• **EXERCISE AIM**: Extract every line that includes the string "larval".

=======

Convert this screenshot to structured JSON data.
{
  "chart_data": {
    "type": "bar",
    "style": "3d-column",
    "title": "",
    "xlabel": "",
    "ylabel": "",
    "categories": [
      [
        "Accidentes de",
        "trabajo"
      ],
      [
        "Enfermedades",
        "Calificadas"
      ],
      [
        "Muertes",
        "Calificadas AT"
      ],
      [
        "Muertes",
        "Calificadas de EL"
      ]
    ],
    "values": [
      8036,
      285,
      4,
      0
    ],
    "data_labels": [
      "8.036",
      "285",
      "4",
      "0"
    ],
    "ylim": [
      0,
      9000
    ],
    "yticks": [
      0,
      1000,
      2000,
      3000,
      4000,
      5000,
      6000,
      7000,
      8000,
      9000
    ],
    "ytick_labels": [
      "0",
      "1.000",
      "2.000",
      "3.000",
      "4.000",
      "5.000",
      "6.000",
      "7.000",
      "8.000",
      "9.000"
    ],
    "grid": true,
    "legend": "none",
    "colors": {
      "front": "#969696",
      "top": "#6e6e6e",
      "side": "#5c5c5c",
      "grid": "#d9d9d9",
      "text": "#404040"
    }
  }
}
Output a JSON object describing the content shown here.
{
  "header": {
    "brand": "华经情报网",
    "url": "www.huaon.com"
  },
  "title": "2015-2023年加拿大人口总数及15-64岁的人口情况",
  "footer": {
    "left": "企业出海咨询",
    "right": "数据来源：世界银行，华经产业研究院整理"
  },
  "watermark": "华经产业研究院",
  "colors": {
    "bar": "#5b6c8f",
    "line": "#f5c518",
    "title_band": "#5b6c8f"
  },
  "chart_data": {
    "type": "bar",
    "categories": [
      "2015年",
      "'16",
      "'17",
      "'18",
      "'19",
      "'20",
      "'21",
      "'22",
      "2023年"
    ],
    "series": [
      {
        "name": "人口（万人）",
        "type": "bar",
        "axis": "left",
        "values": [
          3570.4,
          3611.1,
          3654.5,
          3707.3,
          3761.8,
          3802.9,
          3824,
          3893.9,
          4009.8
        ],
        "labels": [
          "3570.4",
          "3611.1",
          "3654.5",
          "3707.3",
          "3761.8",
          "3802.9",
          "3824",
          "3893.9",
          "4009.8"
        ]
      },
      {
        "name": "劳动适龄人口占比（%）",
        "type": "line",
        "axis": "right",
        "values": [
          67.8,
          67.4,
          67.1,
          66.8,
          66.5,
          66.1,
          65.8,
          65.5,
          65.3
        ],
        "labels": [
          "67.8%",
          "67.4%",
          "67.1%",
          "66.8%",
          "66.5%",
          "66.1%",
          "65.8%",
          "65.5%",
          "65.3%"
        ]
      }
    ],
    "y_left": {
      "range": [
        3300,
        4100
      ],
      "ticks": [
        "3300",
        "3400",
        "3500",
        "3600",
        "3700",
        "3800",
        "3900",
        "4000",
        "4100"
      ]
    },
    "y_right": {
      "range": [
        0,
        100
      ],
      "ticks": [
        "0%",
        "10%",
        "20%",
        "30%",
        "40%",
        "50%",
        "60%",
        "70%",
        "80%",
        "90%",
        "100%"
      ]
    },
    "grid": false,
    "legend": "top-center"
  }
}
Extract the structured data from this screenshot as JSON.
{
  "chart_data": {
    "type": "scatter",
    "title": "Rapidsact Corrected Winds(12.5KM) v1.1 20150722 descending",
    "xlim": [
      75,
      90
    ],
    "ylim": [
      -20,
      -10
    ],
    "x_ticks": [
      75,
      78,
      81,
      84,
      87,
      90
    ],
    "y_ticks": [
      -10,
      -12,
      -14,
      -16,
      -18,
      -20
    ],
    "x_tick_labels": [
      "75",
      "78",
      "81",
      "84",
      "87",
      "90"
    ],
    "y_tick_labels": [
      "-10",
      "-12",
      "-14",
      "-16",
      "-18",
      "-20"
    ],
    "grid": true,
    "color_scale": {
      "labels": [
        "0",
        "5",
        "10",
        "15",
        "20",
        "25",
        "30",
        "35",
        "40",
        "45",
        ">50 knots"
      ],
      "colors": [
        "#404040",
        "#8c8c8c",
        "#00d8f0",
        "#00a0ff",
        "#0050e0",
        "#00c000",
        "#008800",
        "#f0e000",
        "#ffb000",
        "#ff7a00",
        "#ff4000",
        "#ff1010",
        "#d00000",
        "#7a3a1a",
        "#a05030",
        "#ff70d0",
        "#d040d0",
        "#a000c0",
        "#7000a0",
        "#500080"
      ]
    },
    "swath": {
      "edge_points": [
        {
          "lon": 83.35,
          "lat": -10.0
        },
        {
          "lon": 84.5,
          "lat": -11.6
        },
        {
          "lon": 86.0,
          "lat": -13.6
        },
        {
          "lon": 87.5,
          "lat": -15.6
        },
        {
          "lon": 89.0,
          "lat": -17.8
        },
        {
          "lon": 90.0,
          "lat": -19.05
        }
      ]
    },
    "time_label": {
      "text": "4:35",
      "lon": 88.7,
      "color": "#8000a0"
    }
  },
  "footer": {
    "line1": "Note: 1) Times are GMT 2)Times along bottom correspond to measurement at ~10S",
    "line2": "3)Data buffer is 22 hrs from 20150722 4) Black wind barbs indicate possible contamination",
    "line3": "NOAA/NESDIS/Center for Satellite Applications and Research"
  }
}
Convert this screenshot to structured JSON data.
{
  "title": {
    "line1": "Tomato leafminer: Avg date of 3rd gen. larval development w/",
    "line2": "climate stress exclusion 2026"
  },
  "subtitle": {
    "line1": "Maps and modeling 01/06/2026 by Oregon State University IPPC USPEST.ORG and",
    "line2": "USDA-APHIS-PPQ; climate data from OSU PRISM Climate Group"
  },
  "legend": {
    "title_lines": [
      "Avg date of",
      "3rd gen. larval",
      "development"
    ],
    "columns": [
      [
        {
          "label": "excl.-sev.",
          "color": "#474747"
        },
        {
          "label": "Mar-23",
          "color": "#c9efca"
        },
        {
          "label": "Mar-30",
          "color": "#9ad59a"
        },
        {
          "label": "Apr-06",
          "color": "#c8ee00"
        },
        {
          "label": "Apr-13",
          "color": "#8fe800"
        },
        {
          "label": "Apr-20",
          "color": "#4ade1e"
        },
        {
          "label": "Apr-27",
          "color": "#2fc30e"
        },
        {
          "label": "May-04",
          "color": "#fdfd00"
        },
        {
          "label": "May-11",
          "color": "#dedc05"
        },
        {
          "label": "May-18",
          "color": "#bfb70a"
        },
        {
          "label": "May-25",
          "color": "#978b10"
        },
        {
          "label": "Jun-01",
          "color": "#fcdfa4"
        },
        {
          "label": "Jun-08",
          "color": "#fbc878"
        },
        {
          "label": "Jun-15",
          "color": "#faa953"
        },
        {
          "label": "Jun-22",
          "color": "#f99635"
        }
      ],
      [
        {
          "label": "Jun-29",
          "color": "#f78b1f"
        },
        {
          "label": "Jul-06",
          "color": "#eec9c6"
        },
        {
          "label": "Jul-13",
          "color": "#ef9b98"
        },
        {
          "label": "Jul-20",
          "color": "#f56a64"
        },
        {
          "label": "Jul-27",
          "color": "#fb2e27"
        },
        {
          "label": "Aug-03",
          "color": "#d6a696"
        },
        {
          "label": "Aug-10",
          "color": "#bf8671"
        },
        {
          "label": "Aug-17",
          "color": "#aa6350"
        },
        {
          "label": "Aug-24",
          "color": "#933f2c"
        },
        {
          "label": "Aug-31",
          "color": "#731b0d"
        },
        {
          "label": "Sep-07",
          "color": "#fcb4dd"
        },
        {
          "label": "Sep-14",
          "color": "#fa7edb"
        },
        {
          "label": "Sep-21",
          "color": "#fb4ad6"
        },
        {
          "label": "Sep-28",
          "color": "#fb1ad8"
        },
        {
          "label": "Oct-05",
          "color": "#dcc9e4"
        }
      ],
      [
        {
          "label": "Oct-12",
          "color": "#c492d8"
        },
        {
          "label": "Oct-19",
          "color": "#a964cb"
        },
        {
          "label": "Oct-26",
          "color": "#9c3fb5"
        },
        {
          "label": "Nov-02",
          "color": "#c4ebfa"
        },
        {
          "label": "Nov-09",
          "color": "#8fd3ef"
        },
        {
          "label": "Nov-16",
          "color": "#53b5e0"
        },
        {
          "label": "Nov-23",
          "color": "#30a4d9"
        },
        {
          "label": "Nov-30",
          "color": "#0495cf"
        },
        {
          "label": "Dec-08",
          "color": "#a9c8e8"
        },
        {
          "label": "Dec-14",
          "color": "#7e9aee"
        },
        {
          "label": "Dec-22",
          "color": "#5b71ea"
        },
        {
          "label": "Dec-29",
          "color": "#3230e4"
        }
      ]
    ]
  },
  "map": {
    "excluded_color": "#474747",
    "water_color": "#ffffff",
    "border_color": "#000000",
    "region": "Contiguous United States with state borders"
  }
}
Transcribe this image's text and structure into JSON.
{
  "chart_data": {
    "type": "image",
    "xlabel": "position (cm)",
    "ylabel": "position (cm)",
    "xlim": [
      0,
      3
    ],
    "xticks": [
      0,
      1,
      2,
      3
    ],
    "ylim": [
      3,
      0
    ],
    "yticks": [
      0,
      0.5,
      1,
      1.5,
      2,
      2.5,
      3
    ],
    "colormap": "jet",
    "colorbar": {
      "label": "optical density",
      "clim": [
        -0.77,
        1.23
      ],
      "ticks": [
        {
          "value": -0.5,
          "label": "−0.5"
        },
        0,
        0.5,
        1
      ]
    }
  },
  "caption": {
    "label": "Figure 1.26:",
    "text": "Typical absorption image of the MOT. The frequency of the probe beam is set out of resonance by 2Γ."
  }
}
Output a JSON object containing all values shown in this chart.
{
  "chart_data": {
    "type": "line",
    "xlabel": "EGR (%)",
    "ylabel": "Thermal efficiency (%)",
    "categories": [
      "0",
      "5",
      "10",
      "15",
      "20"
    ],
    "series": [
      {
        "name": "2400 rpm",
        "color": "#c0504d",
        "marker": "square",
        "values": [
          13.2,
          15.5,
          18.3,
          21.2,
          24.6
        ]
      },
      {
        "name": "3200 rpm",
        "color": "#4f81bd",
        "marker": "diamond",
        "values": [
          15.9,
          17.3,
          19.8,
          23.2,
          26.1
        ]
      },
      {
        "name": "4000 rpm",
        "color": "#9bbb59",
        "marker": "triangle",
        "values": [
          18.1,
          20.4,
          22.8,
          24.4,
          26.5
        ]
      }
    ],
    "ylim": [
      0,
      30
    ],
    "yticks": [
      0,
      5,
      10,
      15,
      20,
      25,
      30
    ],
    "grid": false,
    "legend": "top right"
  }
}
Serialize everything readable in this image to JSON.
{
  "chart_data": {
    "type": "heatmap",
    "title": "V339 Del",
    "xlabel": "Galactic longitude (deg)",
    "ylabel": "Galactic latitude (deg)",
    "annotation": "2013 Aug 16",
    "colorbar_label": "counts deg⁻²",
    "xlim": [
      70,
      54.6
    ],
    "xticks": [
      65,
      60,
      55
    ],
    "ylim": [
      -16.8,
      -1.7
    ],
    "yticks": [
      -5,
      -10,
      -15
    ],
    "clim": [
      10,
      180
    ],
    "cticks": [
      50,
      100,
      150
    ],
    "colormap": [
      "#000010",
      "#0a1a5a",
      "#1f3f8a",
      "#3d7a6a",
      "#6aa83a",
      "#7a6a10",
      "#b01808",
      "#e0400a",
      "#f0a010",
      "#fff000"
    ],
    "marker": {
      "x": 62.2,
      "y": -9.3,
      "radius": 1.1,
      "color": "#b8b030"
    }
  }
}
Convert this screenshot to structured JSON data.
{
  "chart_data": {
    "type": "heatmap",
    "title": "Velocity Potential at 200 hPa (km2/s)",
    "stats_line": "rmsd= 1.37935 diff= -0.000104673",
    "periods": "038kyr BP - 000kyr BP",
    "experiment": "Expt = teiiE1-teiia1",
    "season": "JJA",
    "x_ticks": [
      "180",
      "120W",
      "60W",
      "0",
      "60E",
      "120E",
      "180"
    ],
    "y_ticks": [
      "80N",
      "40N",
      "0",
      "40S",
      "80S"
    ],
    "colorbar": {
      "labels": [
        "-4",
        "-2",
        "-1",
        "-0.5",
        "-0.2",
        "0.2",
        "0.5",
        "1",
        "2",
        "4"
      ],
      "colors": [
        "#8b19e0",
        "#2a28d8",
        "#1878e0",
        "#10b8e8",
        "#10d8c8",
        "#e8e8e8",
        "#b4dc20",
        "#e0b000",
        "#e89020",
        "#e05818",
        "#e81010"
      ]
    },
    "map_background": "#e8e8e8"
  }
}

=======

• **RESULT BELOW**:
    "line1": "Tomato leafminer: Avg date of 3rd gen. larval development w/",
      "3rd gen. larval",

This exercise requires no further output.